— Exercise prompt —
The entire listing is to be repeated verbatim.

[start of Extracted information]

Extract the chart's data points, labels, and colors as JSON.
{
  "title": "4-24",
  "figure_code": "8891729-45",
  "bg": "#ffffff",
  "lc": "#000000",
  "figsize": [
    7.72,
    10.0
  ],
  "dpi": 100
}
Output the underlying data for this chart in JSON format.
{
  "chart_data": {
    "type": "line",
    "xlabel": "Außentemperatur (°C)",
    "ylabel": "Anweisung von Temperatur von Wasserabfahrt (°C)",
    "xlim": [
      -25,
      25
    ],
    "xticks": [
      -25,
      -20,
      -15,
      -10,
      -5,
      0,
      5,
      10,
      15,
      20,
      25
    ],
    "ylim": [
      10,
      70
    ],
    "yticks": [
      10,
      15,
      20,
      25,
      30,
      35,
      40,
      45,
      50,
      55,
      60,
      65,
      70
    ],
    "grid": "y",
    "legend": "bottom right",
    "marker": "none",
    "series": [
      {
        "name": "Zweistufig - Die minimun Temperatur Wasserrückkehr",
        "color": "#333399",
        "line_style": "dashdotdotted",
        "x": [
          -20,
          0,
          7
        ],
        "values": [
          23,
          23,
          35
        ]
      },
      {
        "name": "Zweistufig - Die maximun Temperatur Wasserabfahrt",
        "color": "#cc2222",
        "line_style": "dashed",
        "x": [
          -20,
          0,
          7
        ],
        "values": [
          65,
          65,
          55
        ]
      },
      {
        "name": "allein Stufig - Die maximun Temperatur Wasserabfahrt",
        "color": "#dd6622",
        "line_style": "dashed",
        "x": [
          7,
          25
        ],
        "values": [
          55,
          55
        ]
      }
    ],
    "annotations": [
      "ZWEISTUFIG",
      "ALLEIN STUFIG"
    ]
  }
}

[end of Extracted information]

— Output for this exercise —
Extract the chart's data points, labels, and colors as JSON.
{
  "title": "4-24",
  "figure_code": "8891729-45",
  "bg": "#ffffff",
  "lc": "#000000",
  "figsize": [
    7.72,
    10.0
  ],
  "dpi": 100
}
Output the underlying data for this chart in JSON format.
{
  "chart_data": {
    "type": "line",
    "xlabel": "Außentemperatur (°C)",
    "ylabel": "Anweisung von Temperatur von Wasserabfahrt (°C)",
    "xlim": [
      -25,
      25
    ],
    "xticks": [
      -25,
      -20,
      -15,
      -10,
      -5,
      0,
      5,
      10,
      15,
      20,
      25
    ],
    "ylim": [
      10,
      70
    ],
    "yticks": [
      10,
      15,
      20,
      25,
      30,
      35,
      40,
      45,
      50,
      55,
      60,
      65,
      70
    ],
    "grid": "y",
    "legend": "bottom right",
    "marker": "none",
    "series": [
      {
        "name": "Zweistufig - Die minimun Temperatur Wasserrückkehr",
        "color": "#333399",
        "line_style": "dashdotdotted",
        "x": [
          -20,
          0,
          7
        ],
        "values": [
          23,
          23,
          35
        ]
      },
      {
        "name": "Zweistufig - Die maximun Temperatur Wasserabfahrt",
        "color": "#cc2222",
        "line_style": "dashed",
        "x": [
          -20,
          0,
          7
        ],
        "values": [
          65,
          65,
          55
        ]
      },
      {
        "name": "allein Stufig - Die maximun Temperatur Wasserabfahrt",
        "color": "#dd6622",
        "line_style": "dashed",
        "x": [
          7,
          25
        ],
        "values": [
          55,
          55
        ]
      }
    ],
    "annotations": [
      "ZWEISTUFIG",
      "ALLEIN STUFIG"
    ]
  }
}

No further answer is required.